## TASK DESCRIPTION
All of the records below should be output exactly.

## EXERCISE INPUT
_ _ _ _ _ _ _

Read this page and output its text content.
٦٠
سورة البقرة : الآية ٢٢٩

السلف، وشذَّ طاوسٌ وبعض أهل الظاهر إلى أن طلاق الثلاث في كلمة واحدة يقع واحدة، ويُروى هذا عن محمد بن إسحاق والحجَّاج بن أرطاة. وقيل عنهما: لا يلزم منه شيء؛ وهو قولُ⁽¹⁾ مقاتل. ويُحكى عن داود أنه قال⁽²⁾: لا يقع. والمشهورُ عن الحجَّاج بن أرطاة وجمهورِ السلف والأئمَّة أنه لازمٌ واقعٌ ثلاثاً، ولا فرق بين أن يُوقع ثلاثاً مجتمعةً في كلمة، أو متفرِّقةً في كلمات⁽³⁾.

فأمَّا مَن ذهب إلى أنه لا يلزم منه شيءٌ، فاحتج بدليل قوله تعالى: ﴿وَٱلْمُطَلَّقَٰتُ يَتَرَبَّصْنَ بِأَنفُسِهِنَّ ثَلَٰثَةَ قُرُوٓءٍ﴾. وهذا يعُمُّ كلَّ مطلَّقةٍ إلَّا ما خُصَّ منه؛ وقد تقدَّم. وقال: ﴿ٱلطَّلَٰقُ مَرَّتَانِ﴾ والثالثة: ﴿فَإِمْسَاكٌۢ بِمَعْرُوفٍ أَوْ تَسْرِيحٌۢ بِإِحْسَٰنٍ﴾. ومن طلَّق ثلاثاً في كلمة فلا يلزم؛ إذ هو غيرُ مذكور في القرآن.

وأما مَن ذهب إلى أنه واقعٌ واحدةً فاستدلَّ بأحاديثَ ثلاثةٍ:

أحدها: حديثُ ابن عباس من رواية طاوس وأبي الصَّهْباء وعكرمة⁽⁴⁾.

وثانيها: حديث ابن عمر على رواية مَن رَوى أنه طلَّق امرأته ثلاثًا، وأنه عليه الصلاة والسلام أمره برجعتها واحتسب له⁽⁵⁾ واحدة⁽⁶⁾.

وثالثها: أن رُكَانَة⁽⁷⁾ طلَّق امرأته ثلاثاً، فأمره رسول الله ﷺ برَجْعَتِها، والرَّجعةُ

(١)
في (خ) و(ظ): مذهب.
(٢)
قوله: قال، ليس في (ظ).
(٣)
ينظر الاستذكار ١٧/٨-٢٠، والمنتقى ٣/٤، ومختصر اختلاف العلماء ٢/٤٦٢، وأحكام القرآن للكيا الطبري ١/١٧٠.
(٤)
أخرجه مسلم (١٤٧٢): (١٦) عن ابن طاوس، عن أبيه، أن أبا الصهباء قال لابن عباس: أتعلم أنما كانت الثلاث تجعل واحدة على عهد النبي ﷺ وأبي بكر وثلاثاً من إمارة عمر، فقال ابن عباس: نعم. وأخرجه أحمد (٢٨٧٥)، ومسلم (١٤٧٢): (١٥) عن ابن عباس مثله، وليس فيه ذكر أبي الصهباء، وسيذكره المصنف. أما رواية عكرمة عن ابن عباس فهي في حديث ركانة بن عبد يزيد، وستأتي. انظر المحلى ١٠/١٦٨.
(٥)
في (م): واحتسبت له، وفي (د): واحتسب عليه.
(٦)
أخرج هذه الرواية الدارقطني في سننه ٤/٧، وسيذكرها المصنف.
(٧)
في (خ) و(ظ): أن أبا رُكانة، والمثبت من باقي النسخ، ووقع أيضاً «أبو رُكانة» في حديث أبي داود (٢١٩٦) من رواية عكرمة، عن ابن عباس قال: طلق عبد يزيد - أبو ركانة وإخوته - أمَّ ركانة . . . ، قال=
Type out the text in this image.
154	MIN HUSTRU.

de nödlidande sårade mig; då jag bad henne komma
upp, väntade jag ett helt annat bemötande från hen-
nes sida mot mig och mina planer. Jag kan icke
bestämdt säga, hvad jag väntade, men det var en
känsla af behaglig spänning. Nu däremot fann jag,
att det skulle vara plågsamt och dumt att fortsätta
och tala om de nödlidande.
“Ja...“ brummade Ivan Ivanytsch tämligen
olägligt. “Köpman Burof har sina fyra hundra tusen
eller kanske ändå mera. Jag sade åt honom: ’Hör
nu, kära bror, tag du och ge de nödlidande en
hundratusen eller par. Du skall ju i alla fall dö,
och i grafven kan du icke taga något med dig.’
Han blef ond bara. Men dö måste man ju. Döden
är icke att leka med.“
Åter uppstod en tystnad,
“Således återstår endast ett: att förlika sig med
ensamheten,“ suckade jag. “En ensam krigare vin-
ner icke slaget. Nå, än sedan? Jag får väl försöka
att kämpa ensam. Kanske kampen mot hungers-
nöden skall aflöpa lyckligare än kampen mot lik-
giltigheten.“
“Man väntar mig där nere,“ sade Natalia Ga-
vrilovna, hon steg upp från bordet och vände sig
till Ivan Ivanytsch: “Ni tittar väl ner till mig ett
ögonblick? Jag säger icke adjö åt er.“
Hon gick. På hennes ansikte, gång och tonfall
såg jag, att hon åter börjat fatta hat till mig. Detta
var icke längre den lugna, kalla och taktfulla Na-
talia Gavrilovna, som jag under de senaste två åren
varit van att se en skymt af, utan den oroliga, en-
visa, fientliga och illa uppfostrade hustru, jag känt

_ _ _ _ _ _ _

## TASK RESULT
Read this page and output its text content.
٦٠
سورة البقرة : الآية ٢٢٩

السلف، وشذَّ طاوسٌ وبعض أهل الظاهر إلى أن طلاق الثلاث في كلمة واحدة يقع واحدة، ويُروى هذا عن محمد بن إسحاق والحجَّاج بن أرطاة. وقيل عنهما: لا يلزم منه شيء؛ وهو قولُ⁽¹⁾ مقاتل. ويُحكى عن داود أنه قال⁽²⁾: لا يقع. والمشهورُ عن الحجَّاج بن أرطاة وجمهورِ السلف والأئمَّة أنه لازمٌ واقعٌ ثلاثاً، ولا فرق بين أن يُوقع ثلاثاً مجتمعةً في كلمة، أو متفرِّقةً في كلمات⁽³⁾.

فأمَّا مَن ذهب إلى أنه لا يلزم منه شيءٌ، فاحتج بدليل قوله تعالى: ﴿وَٱلْمُطَلَّقَٰتُ يَتَرَبَّصْنَ بِأَنفُسِهِنَّ ثَلَٰثَةَ قُرُوٓءٍ﴾. وهذا يعُمُّ كلَّ مطلَّقةٍ إلَّا ما خُصَّ منه؛ وقد تقدَّم. وقال: ﴿ٱلطَّلَٰقُ مَرَّتَانِ﴾ والثالثة: ﴿فَإِمْسَاكٌۢ بِمَعْرُوفٍ أَوْ تَسْرِيحٌۢ بِإِحْسَٰنٍ﴾. ومن طلَّق ثلاثاً في كلمة فلا يلزم؛ إذ هو غيرُ مذكور في القرآن.

وأما مَن ذهب إلى أنه واقعٌ واحدةً فاستدلَّ بأحاديثَ ثلاثةٍ:

أحدها: حديثُ ابن عباس من رواية طاوس وأبي الصَّهْباء وعكرمة⁽⁴⁾.

وثانيها: حديث ابن عمر على رواية مَن رَوى أنه طلَّق امرأته ثلاثًا، وأنه عليه الصلاة والسلام أمره برجعتها واحتسب له⁽⁵⁾ واحدة⁽⁶⁾.

وثالثها: أن رُكَانَة⁽⁷⁾ طلَّق امرأته ثلاثاً، فأمره رسول الله ﷺ برَجْعَتِها، والرَّجعةُ

(١)
في (خ) و(ظ): مذهب.
(٢)
قوله: قال، ليس في (ظ).
(٣)
ينظر الاستذكار ١٧/٨-٢٠، والمنتقى ٣/٤، ومختصر اختلاف العلماء ٢/٤٦٢، وأحكام القرآن للكيا الطبري ١/١٧٠.
(٤)
أخرجه مسلم (١٤٧٢): (١٦) عن ابن طاوس، عن أبيه، أن أبا الصهباء قال لابن عباس: أتعلم أنما كانت الثلاث تجعل واحدة على عهد النبي ﷺ وأبي بكر وثلاثاً من إمارة عمر، فقال ابن عباس: نعم. وأخرجه أحمد (٢٨٧٥)، ومسلم (١٤٧٢): (١٥) عن ابن عباس مثله، وليس فيه ذكر أبي الصهباء، وسيذكره المصنف. أما رواية عكرمة عن ابن عباس فهي في حديث ركانة بن عبد يزيد، وستأتي. انظر المحلى ١٠/١٦٨.
(٥)
في (م): واحتسبت له، وفي (د): واحتسب عليه.
(٦)
أخرج هذه الرواية الدارقطني في سننه ٤/٧، وسيذكرها المصنف.
(٧)
في (خ) و(ظ): أن أبا رُكانة، والمثبت من باقي النسخ، ووقع أيضاً «أبو رُكانة» في حديث أبي داود (٢١٩٦) من رواية عكرمة، عن ابن عباس قال: طلق عبد يزيد - أبو ركانة وإخوته - أمَّ ركانة . . . ، قال=
Type out the text in this image.
154	MIN HUSTRU.

de nödlidande sårade mig; då jag bad henne komma
upp, väntade jag ett helt annat bemötande från hen-
nes sida mot mig och mina planer. Jag kan icke
bestämdt säga, hvad jag väntade, men det var en
känsla af behaglig spänning. Nu däremot fann jag,
att det skulle vara plågsamt och dumt att fortsätta
och tala om de nödlidande.
“Ja...“ brummade Ivan Ivanytsch tämligen
olägligt. “Köpman Burof har sina fyra hundra tusen
eller kanske ändå mera. Jag sade åt honom: ’Hör
nu, kära bror, tag du och ge de nödlidande en
hundratusen eller par. Du skall ju i alla fall dö,
och i grafven kan du icke taga något med dig.’
Han blef ond bara. Men dö måste man ju. Döden
är icke att leka med.“
Åter uppstod en tystnad,
“Således återstår endast ett: att förlika sig med
ensamheten,“ suckade jag. “En ensam krigare vin-
ner icke slaget. Nå, än sedan? Jag får väl försöka
att kämpa ensam. Kanske kampen mot hungers-
nöden skall aflöpa lyckligare än kampen mot lik-
giltigheten.“
“Man väntar mig där nere,“ sade Natalia Ga-
vrilovna, hon steg upp från bordet och vände sig
till Ivan Ivanytsch: “Ni tittar väl ner till mig ett
ögonblick? Jag säger icke adjö åt er.“
Hon gick. På hennes ansikte, gång och tonfall
såg jag, att hon åter börjat fatta hat till mig. Detta
var icke längre den lugna, kalla och taktfulla Na-
talia Gavrilovna, som jag under de senaste två åren
varit van att se en skymt af, utan den oroliga, en-
visa, fientliga och illa uppfostrade hustru, jag känt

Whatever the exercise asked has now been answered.